▶ Goal: Tell how many lines include the string "JSON". Answer with a single number.

-- START OF Input material --

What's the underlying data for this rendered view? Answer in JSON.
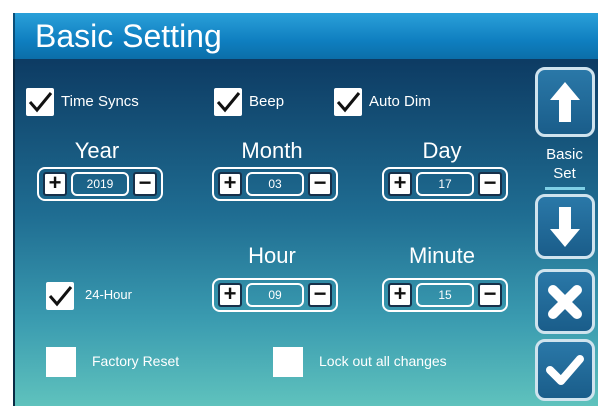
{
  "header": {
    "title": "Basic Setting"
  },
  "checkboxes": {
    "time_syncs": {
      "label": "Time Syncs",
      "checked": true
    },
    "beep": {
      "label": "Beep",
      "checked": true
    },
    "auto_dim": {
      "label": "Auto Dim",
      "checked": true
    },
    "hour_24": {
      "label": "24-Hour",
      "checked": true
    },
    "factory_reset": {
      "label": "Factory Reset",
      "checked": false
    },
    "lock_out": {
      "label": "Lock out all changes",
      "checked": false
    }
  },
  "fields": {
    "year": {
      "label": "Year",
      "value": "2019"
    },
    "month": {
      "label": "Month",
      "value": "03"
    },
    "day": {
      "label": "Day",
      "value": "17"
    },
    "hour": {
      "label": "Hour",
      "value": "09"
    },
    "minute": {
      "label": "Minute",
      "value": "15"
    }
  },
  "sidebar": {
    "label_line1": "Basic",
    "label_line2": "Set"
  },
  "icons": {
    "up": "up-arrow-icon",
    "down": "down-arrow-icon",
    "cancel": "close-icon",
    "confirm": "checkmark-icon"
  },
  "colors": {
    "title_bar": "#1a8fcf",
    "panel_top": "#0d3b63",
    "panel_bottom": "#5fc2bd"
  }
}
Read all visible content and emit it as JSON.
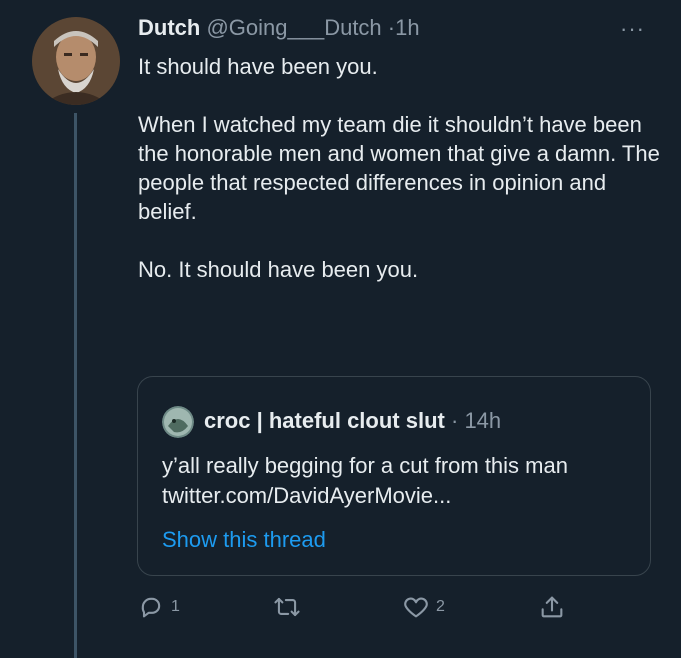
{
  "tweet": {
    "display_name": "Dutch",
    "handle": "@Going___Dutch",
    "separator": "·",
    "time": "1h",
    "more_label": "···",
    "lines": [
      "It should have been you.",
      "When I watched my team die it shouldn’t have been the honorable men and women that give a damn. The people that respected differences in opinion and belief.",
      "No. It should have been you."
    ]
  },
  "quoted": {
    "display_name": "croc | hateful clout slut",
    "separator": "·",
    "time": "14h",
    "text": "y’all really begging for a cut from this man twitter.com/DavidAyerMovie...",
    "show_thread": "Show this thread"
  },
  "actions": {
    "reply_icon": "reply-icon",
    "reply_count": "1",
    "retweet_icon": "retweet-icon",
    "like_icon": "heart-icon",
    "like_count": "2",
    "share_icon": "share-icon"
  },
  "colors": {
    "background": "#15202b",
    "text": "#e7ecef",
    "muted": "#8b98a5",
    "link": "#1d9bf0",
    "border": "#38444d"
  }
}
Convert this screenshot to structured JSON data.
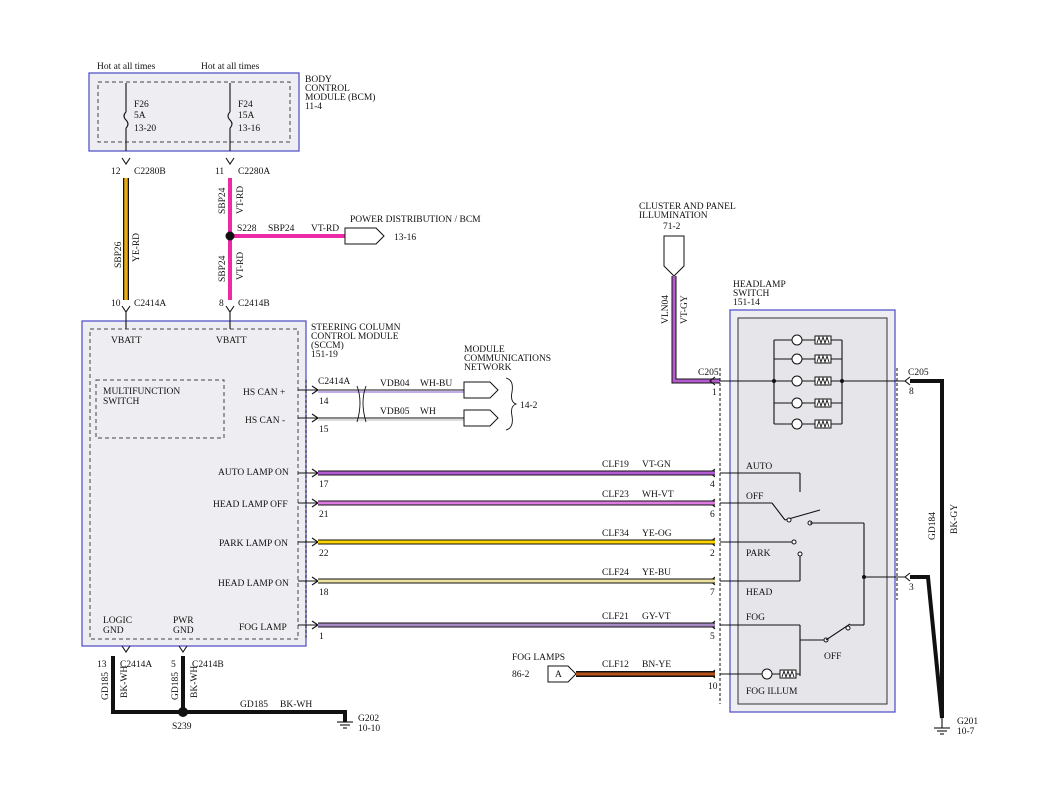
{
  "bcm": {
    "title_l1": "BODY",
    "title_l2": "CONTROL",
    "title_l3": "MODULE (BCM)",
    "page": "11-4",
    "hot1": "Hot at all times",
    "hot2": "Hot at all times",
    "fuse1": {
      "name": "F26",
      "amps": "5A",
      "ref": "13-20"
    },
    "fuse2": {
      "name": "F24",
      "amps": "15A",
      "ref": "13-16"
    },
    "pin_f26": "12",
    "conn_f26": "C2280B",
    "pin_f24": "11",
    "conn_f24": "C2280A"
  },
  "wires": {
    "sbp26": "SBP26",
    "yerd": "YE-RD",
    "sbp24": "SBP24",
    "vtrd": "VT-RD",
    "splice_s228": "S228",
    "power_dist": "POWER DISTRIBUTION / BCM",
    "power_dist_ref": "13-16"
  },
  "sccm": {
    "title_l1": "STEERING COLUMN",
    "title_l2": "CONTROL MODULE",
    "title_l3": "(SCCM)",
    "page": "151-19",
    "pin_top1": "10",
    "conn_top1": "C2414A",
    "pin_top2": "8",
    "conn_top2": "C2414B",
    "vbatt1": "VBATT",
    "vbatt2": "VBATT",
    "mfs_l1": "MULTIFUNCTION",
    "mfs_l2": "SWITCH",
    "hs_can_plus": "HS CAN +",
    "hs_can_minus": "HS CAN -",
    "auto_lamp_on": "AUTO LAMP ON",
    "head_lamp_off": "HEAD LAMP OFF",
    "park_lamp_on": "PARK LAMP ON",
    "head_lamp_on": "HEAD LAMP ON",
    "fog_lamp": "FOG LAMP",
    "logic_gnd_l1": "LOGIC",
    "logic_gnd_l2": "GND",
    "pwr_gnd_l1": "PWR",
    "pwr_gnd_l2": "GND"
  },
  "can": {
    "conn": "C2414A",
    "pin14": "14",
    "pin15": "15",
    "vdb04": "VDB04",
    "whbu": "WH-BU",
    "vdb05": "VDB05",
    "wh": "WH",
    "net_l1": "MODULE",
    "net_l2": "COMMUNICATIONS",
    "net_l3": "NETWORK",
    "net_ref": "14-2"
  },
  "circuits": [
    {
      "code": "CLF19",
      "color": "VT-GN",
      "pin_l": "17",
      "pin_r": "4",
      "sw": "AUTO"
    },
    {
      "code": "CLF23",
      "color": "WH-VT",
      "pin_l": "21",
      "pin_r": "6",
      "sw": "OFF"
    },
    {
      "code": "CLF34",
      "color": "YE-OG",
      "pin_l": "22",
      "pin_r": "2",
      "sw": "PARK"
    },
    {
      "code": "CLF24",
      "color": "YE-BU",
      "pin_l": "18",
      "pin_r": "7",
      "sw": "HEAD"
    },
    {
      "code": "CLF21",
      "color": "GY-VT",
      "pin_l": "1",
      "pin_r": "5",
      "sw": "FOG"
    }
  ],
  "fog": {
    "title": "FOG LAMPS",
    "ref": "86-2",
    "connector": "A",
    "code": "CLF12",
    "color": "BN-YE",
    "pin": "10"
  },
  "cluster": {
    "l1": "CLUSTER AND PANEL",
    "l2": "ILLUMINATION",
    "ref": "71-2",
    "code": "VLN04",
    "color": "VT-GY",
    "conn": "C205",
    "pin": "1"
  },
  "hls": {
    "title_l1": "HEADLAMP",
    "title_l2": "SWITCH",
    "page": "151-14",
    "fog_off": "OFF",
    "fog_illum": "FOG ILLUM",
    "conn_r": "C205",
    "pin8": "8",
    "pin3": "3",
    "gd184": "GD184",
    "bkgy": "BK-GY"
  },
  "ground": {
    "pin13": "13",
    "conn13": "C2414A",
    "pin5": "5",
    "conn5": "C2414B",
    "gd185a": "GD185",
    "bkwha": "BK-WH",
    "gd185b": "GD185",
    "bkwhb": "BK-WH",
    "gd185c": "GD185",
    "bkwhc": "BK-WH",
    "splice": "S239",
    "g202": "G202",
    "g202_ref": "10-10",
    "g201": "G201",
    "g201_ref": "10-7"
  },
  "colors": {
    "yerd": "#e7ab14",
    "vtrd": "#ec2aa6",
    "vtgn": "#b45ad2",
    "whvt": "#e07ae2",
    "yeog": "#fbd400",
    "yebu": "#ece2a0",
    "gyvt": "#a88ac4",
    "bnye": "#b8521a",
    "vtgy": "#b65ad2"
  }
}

-- END OF Input material --

▶ Right answer: 3